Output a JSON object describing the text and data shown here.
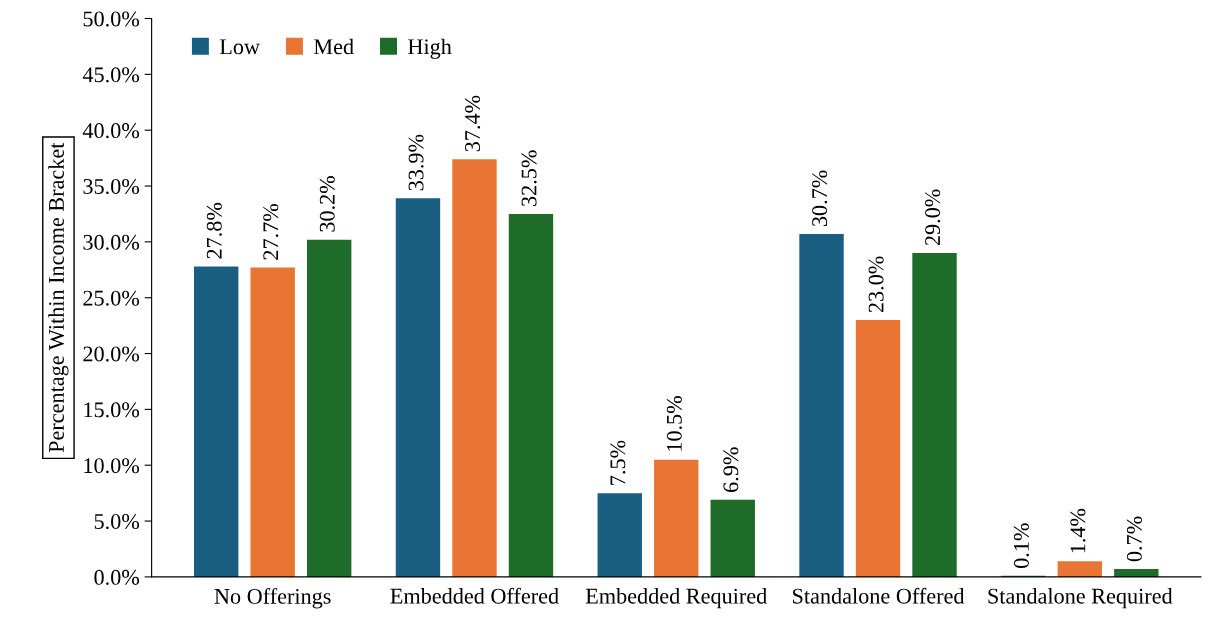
{
  "chart_data": {
    "type": "bar",
    "ylabel": "Percentage Within Income Bracket",
    "categories": [
      "No Offerings",
      "Embedded Offered",
      "Embedded Required",
      "Standalone Offered",
      "Standalone Required"
    ],
    "series": [
      {
        "name": "Low",
        "color": "#1a5f82",
        "values": [
          27.8,
          33.9,
          7.5,
          30.7,
          0.1
        ],
        "value_labels": [
          "27.8%",
          "33.9%",
          "7.5%",
          "30.7%",
          "0.1%"
        ]
      },
      {
        "name": "Med",
        "color": "#e97534",
        "values": [
          27.7,
          37.4,
          10.5,
          23.0,
          1.4
        ],
        "value_labels": [
          "27.7%",
          "37.4%",
          "10.5%",
          "23.0%",
          "1.4%"
        ]
      },
      {
        "name": "High",
        "color": "#1f6b2a",
        "values": [
          30.2,
          32.5,
          6.9,
          29.0,
          0.7
        ],
        "value_labels": [
          "30.2%",
          "32.5%",
          "6.9%",
          "29.0%",
          "0.7%"
        ]
      }
    ],
    "ylim": [
      0,
      50
    ],
    "yticks": [
      {
        "value": 0,
        "label": "0.0%"
      },
      {
        "value": 5,
        "label": "5.0%"
      },
      {
        "value": 10,
        "label": "10.0%"
      },
      {
        "value": 15,
        "label": "15.0%"
      },
      {
        "value": 20,
        "label": "20.0%"
      },
      {
        "value": 25,
        "label": "25.0%"
      },
      {
        "value": 30,
        "label": "30.0%"
      },
      {
        "value": 35,
        "label": "35.0%"
      },
      {
        "value": 40,
        "label": "40.0%"
      },
      {
        "value": 45,
        "label": "45.0%"
      },
      {
        "value": 50,
        "label": "50.0%"
      }
    ],
    "grid": false,
    "legend": "top left"
  }
}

Written exercise:
Restate the data above word for word. Skip every picture.

Solution to the exercise:
Output a JSON object describing the text and data shown here.
{
  "chart_data": {
    "type": "bar",
    "ylabel": "Percentage Within Income Bracket",
    "categories": [
      "No Offerings",
      "Embedded Offered",
      "Embedded Required",
      "Standalone Offered",
      "Standalone Required"
    ],
    "series": [
      {
        "name": "Low",
        "color": "#1a5f82",
        "values": [
          27.8,
          33.9,
          7.5,
          30.7,
          0.1
        ],
        "value_labels": [
          "27.8%",
          "33.9%",
          "7.5%",
          "30.7%",
          "0.1%"
        ]
      },
      {
        "name": "Med",
        "color": "#e97534",
        "values": [
          27.7,
          37.4,
          10.5,
          23.0,
          1.4
        ],
        "value_labels": [
          "27.7%",
          "37.4%",
          "10.5%",
          "23.0%",
          "1.4%"
        ]
      },
      {
        "name": "High",
        "color": "#1f6b2a",
        "values": [
          30.2,
          32.5,
          6.9,
          29.0,
          0.7
        ],
        "value_labels": [
          "30.2%",
          "32.5%",
          "6.9%",
          "29.0%",
          "0.7%"
        ]
      }
    ],
    "ylim": [
      0,
      50
    ],
    "yticks": [
      {
        "value": 0,
        "label": "0.0%"
      },
      {
        "value": 5,
        "label": "5.0%"
      },
      {
        "value": 10,
        "label": "10.0%"
      },
      {
        "value": 15,
        "label": "15.0%"
      },
      {
        "value": 20,
        "label": "20.0%"
      },
      {
        "value": 25,
        "label": "25.0%"
      },
      {
        "value": 30,
        "label": "30.0%"
      },
      {
        "value": 35,
        "label": "35.0%"
      },
      {
        "value": 40,
        "label": "40.0%"
      },
      {
        "value": 45,
        "label": "45.0%"
      },
      {
        "value": 50,
        "label": "50.0%"
      }
    ],
    "grid": false,
    "legend": "top left"
  }
}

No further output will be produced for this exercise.